[Saved entries]
<<<<

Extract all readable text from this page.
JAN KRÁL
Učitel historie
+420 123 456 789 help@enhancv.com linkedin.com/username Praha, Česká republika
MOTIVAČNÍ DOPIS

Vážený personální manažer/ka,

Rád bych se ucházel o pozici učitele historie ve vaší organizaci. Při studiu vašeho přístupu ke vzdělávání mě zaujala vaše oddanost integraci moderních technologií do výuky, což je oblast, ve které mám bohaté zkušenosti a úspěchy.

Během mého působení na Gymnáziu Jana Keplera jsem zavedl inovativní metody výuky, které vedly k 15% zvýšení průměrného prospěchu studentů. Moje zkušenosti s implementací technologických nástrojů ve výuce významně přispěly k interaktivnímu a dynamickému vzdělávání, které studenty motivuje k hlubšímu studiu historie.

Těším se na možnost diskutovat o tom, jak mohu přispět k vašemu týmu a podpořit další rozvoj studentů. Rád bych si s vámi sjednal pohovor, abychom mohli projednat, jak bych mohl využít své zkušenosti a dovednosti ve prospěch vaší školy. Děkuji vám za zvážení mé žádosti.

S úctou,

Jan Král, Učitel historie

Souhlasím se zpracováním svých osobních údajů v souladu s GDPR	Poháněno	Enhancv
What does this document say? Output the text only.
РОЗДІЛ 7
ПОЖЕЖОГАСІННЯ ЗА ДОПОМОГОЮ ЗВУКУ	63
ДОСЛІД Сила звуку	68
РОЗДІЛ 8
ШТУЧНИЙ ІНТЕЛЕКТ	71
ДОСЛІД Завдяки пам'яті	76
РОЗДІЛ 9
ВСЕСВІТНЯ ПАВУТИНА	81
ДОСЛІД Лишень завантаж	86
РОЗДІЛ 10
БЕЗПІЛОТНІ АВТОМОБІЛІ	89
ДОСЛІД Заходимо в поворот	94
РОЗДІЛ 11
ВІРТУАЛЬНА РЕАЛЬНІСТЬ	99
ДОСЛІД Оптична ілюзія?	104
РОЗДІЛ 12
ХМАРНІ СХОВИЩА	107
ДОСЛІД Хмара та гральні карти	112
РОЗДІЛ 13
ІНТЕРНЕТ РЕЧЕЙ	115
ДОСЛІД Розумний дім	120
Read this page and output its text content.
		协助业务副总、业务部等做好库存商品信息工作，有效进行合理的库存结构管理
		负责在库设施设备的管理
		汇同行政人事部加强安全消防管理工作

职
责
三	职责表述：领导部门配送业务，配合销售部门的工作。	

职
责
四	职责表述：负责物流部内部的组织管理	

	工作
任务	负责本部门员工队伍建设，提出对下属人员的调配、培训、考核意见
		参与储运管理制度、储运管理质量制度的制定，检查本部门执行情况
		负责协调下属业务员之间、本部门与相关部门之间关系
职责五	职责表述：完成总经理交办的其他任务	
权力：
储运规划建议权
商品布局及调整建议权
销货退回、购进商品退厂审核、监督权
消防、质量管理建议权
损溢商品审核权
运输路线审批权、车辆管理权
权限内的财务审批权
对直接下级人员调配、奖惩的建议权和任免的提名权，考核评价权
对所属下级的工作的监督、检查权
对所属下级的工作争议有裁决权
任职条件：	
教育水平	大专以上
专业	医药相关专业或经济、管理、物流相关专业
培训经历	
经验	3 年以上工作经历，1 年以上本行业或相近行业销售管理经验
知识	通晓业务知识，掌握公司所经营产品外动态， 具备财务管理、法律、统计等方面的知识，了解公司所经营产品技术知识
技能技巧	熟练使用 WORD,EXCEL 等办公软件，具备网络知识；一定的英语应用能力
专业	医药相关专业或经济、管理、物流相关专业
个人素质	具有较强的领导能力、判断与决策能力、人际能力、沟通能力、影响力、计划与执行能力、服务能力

>>>>

## GIVEN REQUEST
Read the data above. Pull out each line in which the string "ДОСЛІД" appears.

## RESULT OF THIS TASK
ДОСЛІД Сила звуку	68
ДОСЛІД Завдяки пам'яті	76
ДОСЛІД Лишень завантаж	86
ДОСЛІД Заходимо в поворот	94
ДОСЛІД Оптична ілюзія?	104
ДОСЛІД Хмара та гральні карти	112
ДОСЛІД Розумний дім	120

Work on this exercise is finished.